> [WHAT IS ASKED]
Review the listing and copy each line that holds the word "name".

> [SOURCE DATA]
◆ ◆ ◆ ◆

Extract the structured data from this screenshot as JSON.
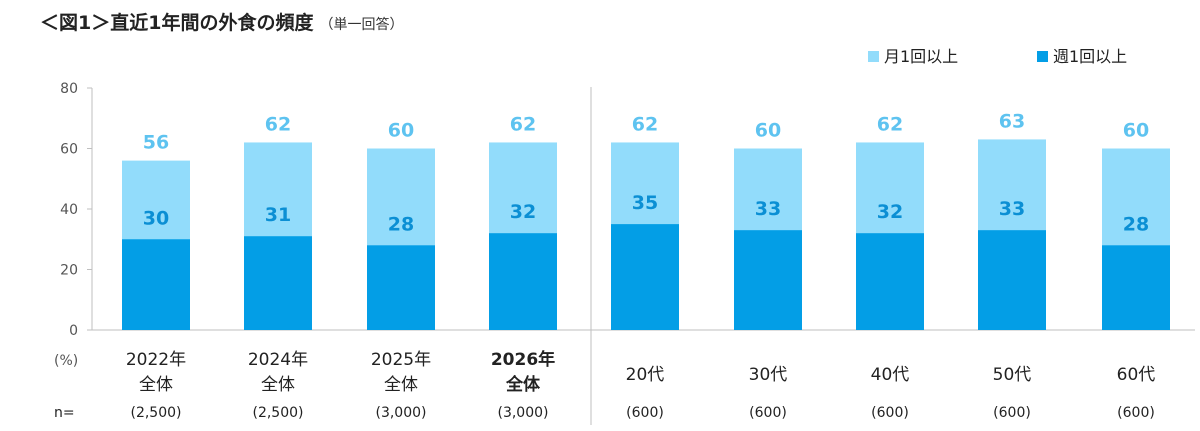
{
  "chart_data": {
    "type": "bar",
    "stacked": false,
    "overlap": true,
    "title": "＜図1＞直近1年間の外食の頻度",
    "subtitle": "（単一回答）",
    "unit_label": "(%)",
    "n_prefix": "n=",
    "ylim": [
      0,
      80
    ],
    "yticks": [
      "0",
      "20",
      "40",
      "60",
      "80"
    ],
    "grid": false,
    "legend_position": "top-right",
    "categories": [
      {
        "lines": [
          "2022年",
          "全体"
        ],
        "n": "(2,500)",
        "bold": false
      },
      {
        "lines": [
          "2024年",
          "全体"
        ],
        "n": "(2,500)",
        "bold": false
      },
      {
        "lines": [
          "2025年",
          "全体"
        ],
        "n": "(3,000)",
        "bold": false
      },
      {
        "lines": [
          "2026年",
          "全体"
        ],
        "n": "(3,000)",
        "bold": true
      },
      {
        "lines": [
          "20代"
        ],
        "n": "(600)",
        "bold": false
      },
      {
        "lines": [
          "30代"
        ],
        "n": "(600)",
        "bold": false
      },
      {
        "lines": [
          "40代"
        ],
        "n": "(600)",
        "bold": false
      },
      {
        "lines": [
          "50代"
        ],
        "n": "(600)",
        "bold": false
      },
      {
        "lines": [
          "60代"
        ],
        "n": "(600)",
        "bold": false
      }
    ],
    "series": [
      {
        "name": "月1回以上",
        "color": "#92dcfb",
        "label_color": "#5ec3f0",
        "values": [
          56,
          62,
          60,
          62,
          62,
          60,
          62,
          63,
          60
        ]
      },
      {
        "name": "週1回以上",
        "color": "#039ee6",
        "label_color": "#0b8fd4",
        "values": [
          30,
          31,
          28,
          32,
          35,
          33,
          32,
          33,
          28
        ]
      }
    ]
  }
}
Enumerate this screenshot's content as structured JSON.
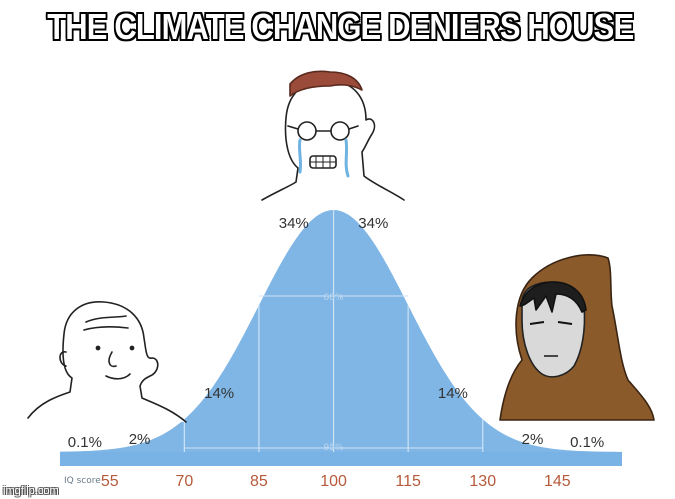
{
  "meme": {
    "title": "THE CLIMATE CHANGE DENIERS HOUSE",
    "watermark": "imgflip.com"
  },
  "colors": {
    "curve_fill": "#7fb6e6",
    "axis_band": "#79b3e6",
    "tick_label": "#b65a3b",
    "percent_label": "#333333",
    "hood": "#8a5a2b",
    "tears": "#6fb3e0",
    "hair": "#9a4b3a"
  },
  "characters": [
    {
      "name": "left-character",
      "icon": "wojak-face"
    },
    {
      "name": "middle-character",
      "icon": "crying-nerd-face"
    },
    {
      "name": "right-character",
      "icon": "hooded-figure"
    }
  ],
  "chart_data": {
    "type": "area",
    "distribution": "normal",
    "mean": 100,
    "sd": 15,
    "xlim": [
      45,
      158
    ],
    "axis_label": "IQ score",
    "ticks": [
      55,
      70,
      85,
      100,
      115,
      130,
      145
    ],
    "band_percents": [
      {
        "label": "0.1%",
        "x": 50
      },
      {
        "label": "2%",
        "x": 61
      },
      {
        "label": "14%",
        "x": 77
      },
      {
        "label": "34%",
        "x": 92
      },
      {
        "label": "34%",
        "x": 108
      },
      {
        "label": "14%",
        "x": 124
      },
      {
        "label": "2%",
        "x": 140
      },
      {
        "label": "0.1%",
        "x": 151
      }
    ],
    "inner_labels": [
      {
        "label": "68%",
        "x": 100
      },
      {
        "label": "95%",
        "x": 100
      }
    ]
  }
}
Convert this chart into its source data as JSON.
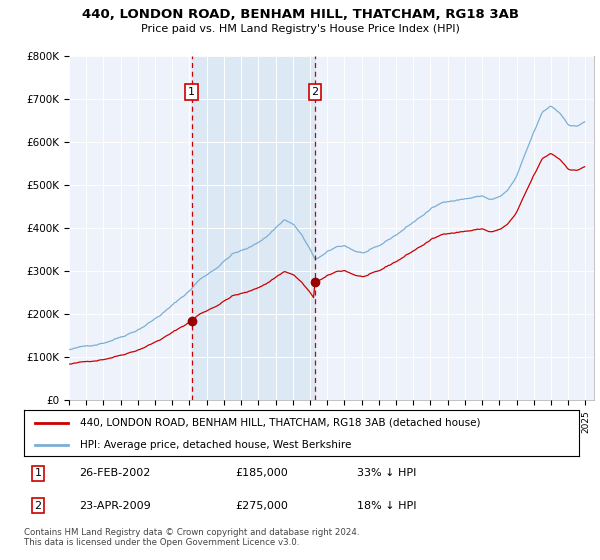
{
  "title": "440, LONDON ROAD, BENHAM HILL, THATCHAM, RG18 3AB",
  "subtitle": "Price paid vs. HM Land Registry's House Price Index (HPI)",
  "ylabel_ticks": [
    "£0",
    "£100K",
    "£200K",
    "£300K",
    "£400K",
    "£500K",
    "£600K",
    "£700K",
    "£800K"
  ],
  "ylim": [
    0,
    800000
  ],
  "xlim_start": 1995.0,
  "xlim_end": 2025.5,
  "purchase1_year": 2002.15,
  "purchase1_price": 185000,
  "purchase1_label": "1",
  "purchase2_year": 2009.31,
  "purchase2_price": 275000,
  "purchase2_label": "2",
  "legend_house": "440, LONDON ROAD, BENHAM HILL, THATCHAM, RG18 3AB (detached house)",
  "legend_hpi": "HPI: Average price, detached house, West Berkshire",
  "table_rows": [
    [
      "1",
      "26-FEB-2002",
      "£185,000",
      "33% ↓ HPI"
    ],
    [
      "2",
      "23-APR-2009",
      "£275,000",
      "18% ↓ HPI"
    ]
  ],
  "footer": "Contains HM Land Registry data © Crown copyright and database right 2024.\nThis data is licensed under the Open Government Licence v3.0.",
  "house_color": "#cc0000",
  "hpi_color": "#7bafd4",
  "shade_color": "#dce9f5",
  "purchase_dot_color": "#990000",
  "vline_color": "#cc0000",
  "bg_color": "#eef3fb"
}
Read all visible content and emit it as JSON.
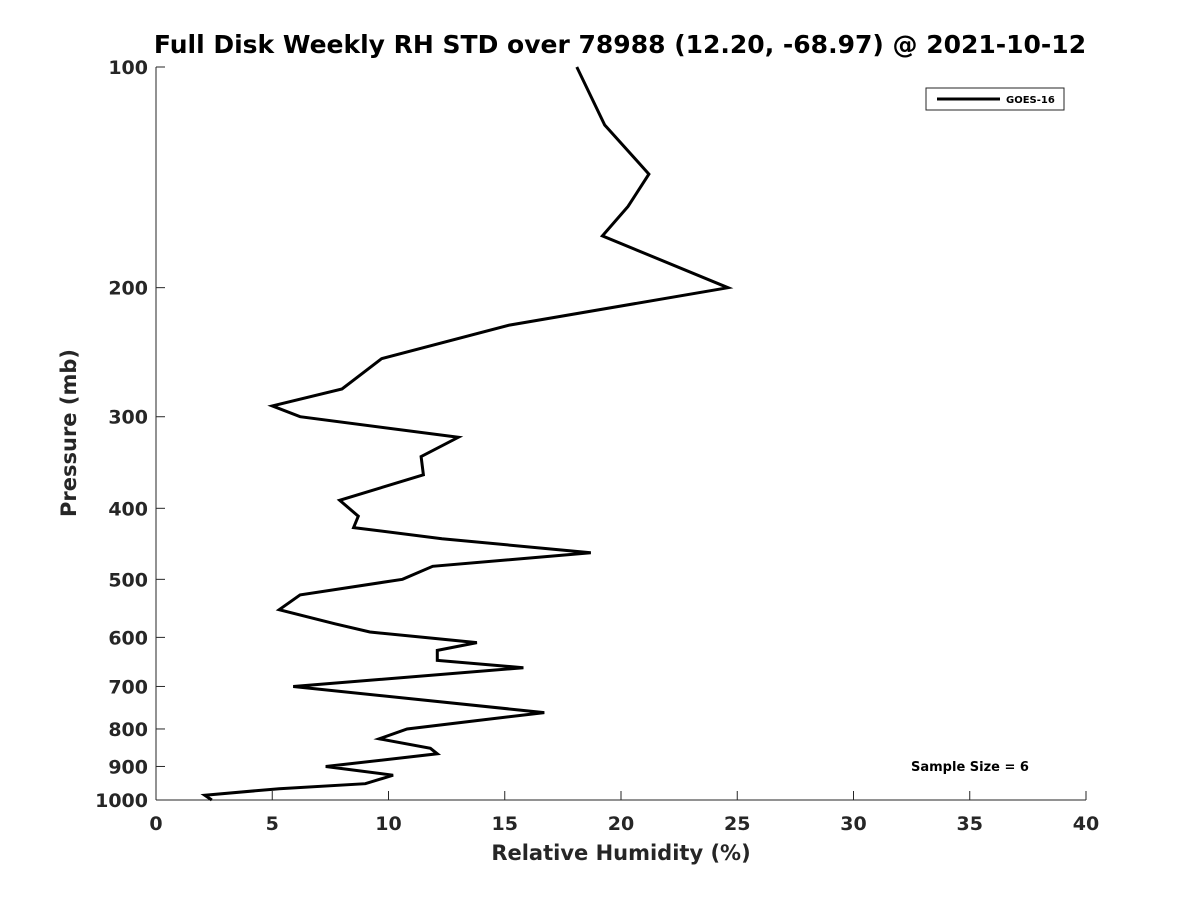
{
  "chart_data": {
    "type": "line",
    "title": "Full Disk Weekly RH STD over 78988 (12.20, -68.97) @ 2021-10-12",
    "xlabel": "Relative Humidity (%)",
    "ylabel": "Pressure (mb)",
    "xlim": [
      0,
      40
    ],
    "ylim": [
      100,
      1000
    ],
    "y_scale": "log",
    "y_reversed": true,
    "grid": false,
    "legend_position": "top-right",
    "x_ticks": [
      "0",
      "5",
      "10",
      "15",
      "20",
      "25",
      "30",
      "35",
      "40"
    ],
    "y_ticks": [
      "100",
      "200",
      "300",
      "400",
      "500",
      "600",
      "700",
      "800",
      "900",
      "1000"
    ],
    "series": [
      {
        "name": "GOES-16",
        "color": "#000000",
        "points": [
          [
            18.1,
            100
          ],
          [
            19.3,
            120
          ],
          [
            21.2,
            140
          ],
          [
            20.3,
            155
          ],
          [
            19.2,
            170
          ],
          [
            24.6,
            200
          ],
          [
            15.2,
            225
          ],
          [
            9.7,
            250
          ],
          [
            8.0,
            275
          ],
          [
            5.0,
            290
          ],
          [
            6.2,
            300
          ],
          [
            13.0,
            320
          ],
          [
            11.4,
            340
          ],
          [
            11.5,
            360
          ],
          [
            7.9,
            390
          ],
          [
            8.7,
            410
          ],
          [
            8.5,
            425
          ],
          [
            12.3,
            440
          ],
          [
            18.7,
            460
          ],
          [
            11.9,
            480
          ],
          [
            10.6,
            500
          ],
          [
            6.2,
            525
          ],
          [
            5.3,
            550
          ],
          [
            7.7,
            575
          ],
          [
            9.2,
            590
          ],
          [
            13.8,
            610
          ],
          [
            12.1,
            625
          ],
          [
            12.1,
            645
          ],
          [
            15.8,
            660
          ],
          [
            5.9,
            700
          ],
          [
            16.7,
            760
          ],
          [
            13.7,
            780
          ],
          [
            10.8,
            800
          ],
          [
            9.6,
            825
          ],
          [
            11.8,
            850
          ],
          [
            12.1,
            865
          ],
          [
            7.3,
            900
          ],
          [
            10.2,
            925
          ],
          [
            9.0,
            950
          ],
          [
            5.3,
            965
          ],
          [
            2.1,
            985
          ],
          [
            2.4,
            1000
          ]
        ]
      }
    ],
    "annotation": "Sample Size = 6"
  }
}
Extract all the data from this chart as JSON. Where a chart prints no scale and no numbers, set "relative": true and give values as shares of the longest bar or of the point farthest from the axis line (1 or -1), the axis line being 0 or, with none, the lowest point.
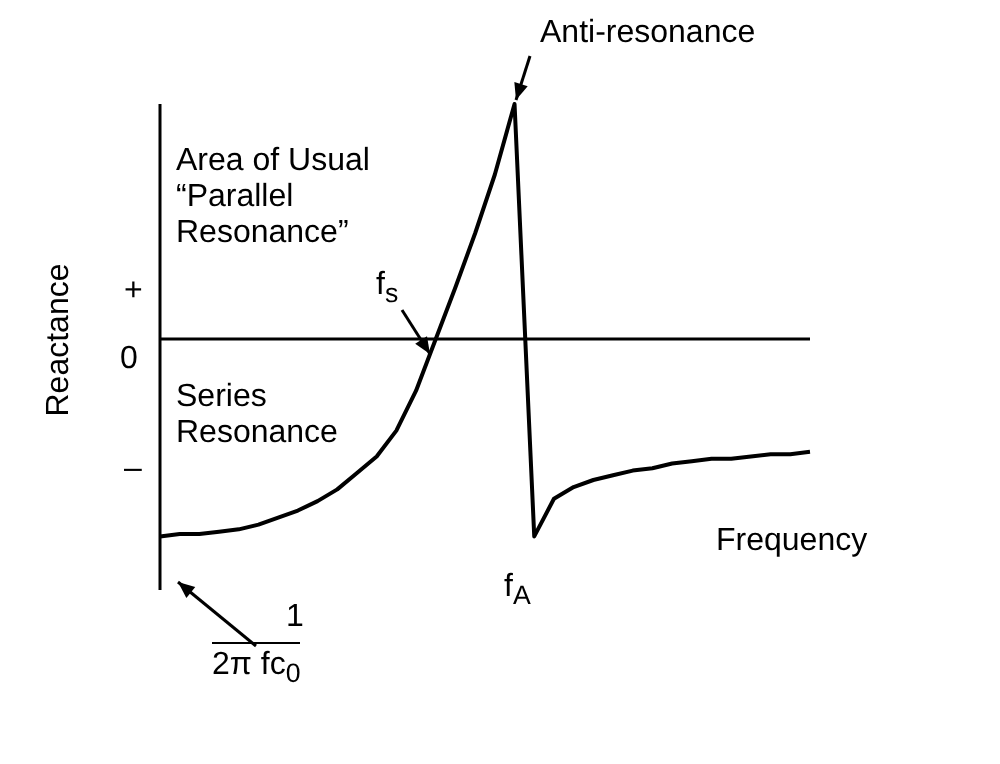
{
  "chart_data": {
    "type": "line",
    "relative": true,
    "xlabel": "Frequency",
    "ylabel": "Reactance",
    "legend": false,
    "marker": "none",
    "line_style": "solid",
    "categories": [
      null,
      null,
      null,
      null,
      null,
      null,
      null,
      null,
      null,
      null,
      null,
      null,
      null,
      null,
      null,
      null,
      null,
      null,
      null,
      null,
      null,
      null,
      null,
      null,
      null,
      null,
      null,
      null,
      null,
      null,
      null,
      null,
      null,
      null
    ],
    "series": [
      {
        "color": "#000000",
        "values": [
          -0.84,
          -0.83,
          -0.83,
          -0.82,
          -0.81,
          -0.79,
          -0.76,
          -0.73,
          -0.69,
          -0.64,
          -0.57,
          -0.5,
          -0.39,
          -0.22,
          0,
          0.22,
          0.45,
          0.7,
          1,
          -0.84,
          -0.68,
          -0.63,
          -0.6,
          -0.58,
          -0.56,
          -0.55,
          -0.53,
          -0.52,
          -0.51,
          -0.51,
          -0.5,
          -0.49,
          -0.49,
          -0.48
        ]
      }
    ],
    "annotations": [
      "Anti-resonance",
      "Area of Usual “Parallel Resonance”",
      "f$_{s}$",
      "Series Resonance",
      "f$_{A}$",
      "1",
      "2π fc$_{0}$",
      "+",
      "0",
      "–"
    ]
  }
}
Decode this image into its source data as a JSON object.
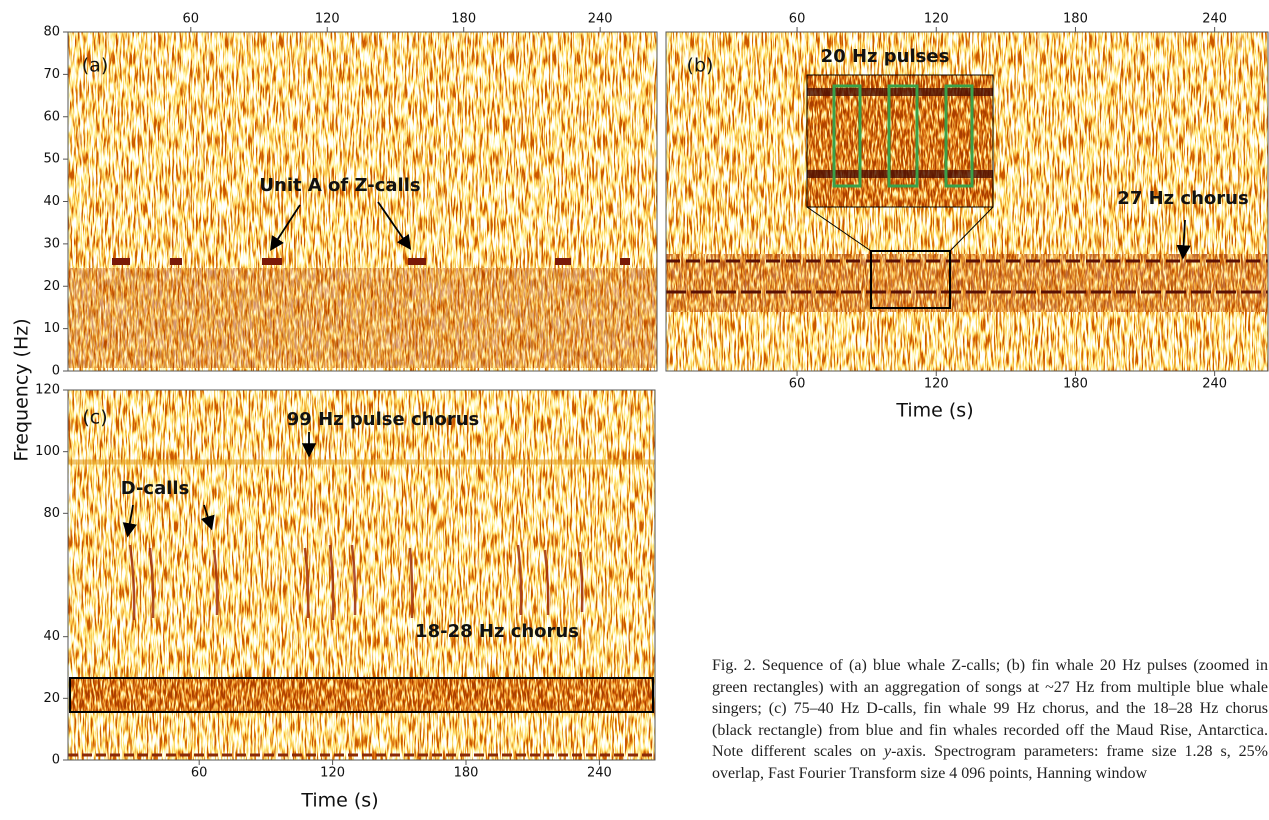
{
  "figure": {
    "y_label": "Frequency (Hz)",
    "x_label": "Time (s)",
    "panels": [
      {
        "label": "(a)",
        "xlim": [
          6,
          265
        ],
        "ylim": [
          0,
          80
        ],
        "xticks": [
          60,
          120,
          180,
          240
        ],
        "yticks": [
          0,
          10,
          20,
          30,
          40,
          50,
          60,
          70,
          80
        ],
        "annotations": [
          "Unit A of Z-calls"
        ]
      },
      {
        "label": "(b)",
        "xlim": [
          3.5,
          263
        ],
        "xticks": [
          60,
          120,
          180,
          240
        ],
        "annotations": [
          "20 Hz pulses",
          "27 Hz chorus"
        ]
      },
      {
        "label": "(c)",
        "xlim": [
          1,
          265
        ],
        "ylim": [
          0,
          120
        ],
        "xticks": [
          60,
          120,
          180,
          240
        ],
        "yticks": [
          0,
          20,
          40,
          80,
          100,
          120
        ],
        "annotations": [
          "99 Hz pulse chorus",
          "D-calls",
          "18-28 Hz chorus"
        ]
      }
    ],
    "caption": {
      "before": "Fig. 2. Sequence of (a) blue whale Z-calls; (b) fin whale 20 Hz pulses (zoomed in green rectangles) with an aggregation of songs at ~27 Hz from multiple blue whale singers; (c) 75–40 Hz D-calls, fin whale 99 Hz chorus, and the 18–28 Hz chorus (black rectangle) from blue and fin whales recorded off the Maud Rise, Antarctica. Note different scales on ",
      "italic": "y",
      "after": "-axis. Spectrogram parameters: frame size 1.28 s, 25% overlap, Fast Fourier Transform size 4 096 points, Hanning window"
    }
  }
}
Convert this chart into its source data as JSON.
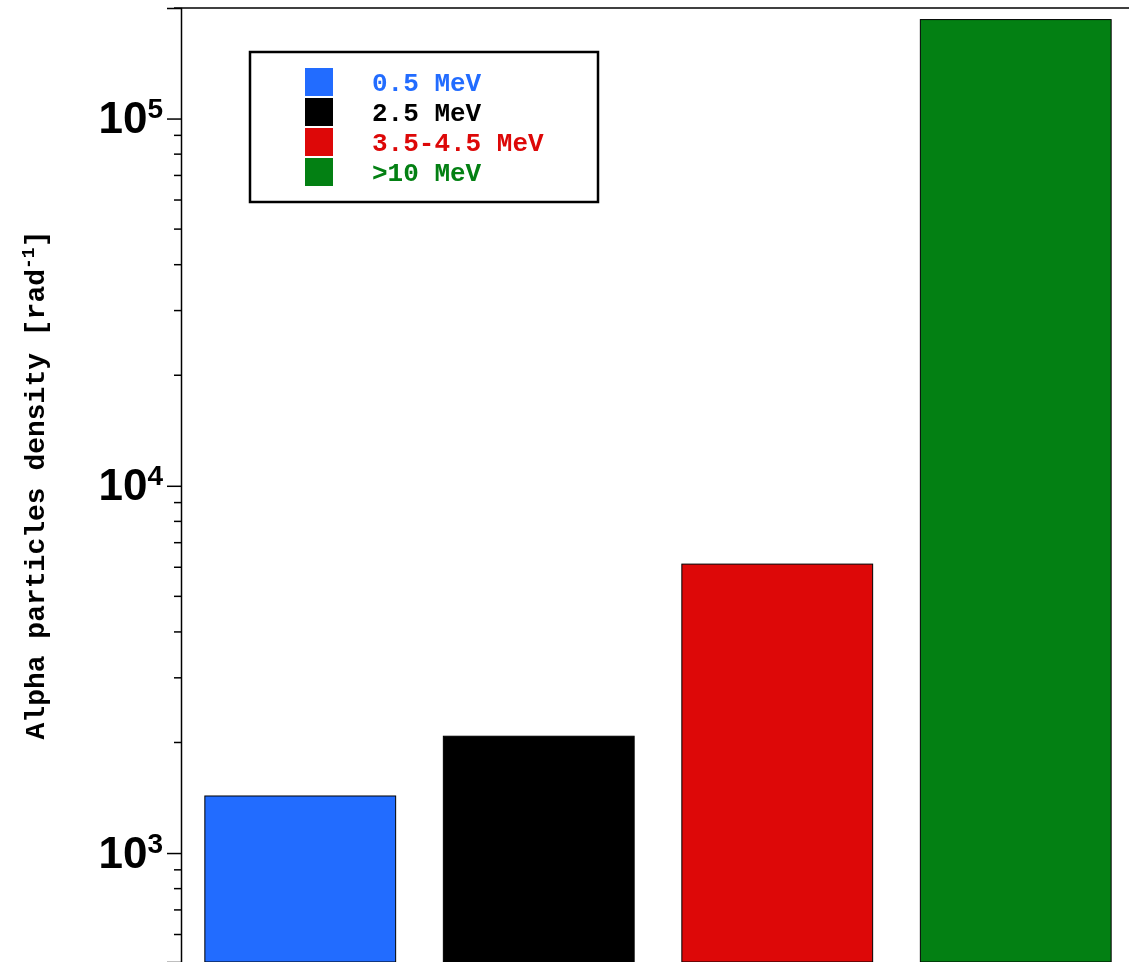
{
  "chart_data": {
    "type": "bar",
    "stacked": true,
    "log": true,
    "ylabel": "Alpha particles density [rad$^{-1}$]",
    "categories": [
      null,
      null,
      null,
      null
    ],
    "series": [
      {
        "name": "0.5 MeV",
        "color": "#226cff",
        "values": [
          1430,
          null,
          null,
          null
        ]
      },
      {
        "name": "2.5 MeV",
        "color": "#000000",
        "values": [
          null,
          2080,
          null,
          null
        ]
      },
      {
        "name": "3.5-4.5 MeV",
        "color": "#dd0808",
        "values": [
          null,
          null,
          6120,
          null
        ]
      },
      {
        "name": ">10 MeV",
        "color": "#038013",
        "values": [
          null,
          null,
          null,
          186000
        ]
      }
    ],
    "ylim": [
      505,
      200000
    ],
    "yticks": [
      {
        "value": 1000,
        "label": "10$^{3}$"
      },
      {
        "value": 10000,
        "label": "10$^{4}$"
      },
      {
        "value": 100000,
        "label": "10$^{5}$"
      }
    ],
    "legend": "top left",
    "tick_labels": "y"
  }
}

◆ ◆ ◆ ◆

> [THE ANSWER]
        "name": "月1回以上",
        "name": "週1回以上",
      "name": "left-character",
      "name": "middle-character",
      "name": "right-character",
        "name": "GOES-16",
        "name": "0.5 MeV",
        "name": "2.5 MeV",
        "name": "3.5-4.5 MeV",
        "name": ">10 MeV",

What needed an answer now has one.